[Records from a collection]

┌────────

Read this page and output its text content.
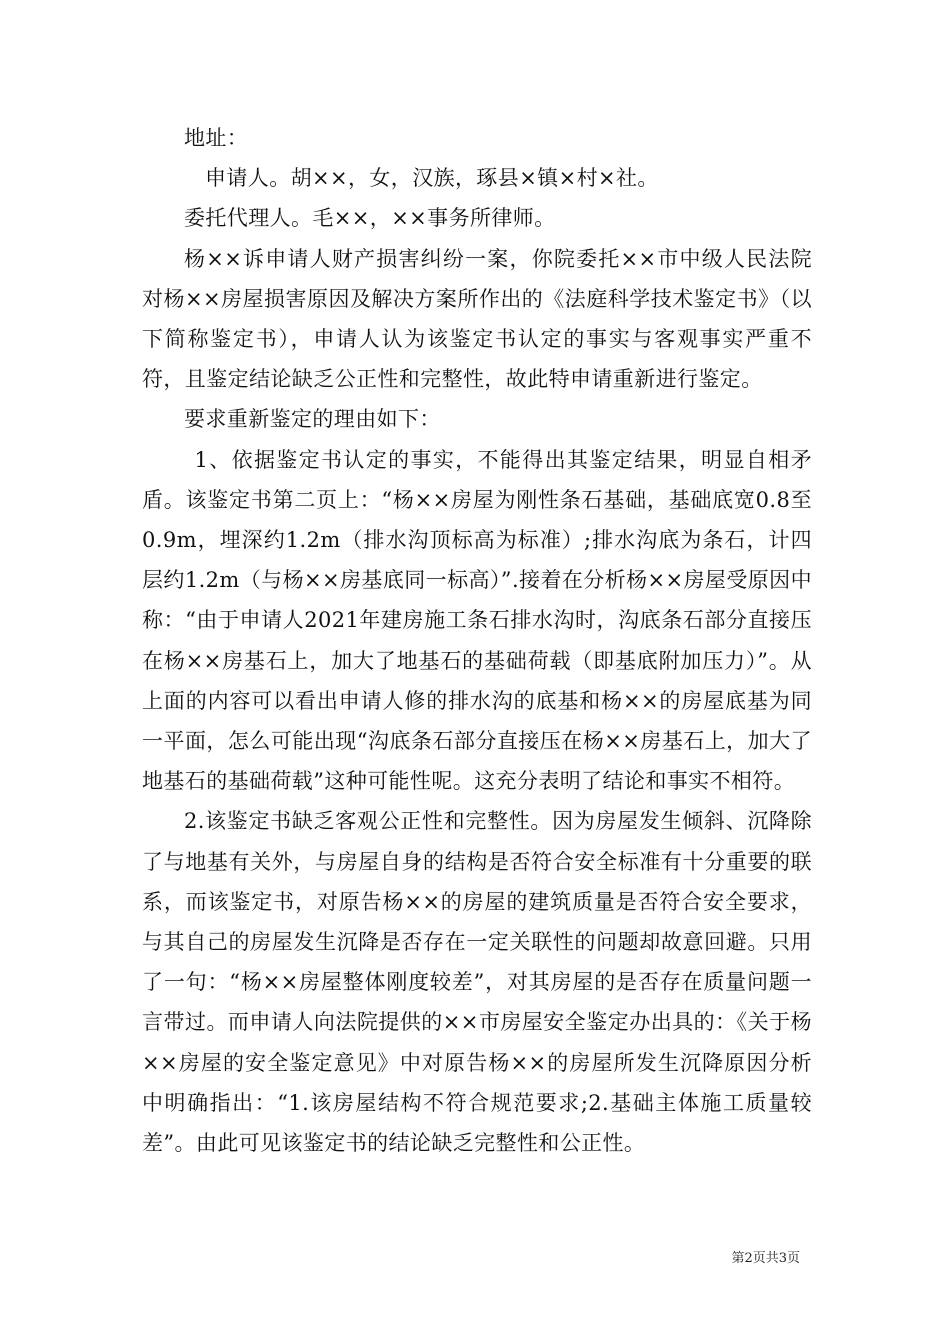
地址：

申请人。胡××，女，汉族，琢县×镇×村×社。

委托代理人。毛××，××事务所律师。

杨××诉申请人财产损害纠纷一案，你院委托××市中级人民法院对杨××房屋损害原因及解决方案所作出的《法庭科学技术鉴定书》（以下简称鉴定书），申请人认为该鉴定书认定的事实与客观事实严重不符，且鉴定结论缺乏公正性和完整性，故此特申请重新进行鉴定。

要求重新鉴定的理由如下：

1、依据鉴定书认定的事实，不能得出其鉴定结果，明显自相矛盾。该鉴定书第二页上：“杨××房屋为刚性条石基础，基础底宽0.8至0.9m，埋深约1.2m（排水沟顶标高为标准）;排水沟底为条石，计四层约1.2m（与杨××房基底同一标高）”.接着在分析杨××房屋受原因中称：“由于申请人2021年建房施工条石排水沟时，沟底条石部分直接压在杨××房基石上，加大了地基石的基础荷载（即基底附加压力）”。从上面的内容可以看出申请人修的排水沟的底基和杨××的房屋底基为同一平面，怎么可能出现“沟底条石部分直接压在杨××房基石上，加大了地基石的基础荷载”这种可能性呢。这充分表明了结论和事实不相符。

2.该鉴定书缺乏客观公正性和完整性。因为房屋发生倾斜、沉降除了与地基有关外，与房屋自身的结构是否符合安全标准有十分重要的联系，而该鉴定书，对原告杨××的房屋的建筑质量是否符合安全要求，与其自己的房屋发生沉降是否存在一定关联性的问题却故意回避。只用了一句：“杨××房屋整体刚度较差”，对其房屋的是否存在质量问题一言带过。而申请人向法院提供的××市房屋安全鉴定办出具的：《关于杨××房屋的安全鉴定意见》中对原告杨××的房屋所发生沉降原因分析中明确指出：“1.该房屋结构不符合规范要求;2.基础主体施工质量较差”。由此可见该鉴定书的结论缺乏完整性和公正性。

第2页共3页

└────────

• _GOAL_: Ignore the images and quote every line of the listing exactly.

• _SOLUTION TO THIS EXERCISE_:
Read this page and output its text content.
地址：

申请人。胡××，女，汉族，琢县×镇×村×社。

委托代理人。毛××，××事务所律师。

杨××诉申请人财产损害纠纷一案，你院委托××市中级人民法院对杨××房屋损害原因及解决方案所作出的《法庭科学技术鉴定书》（以下简称鉴定书），申请人认为该鉴定书认定的事实与客观事实严重不符，且鉴定结论缺乏公正性和完整性，故此特申请重新进行鉴定。

要求重新鉴定的理由如下：

1、依据鉴定书认定的事实，不能得出其鉴定结果，明显自相矛盾。该鉴定书第二页上：“杨××房屋为刚性条石基础，基础底宽0.8至0.9m，埋深约1.2m（排水沟顶标高为标准）;排水沟底为条石，计四层约1.2m（与杨××房基底同一标高）”.接着在分析杨××房屋受原因中称：“由于申请人2021年建房施工条石排水沟时，沟底条石部分直接压在杨××房基石上，加大了地基石的基础荷载（即基底附加压力）”。从上面的内容可以看出申请人修的排水沟的底基和杨××的房屋底基为同一平面，怎么可能出现“沟底条石部分直接压在杨××房基石上，加大了地基石的基础荷载”这种可能性呢。这充分表明了结论和事实不相符。

2.该鉴定书缺乏客观公正性和完整性。因为房屋发生倾斜、沉降除了与地基有关外，与房屋自身的结构是否符合安全标准有十分重要的联系，而该鉴定书，对原告杨××的房屋的建筑质量是否符合安全要求，与其自己的房屋发生沉降是否存在一定关联性的问题却故意回避。只用了一句：“杨××房屋整体刚度较差”，对其房屋的是否存在质量问题一言带过。而申请人向法院提供的××市房屋安全鉴定办出具的：《关于杨××房屋的安全鉴定意见》中对原告杨××的房屋所发生沉降原因分析中明确指出：“1.该房屋结构不符合规范要求;2.基础主体施工质量较差”。由此可见该鉴定书的结论缺乏完整性和公正性。

第2页共3页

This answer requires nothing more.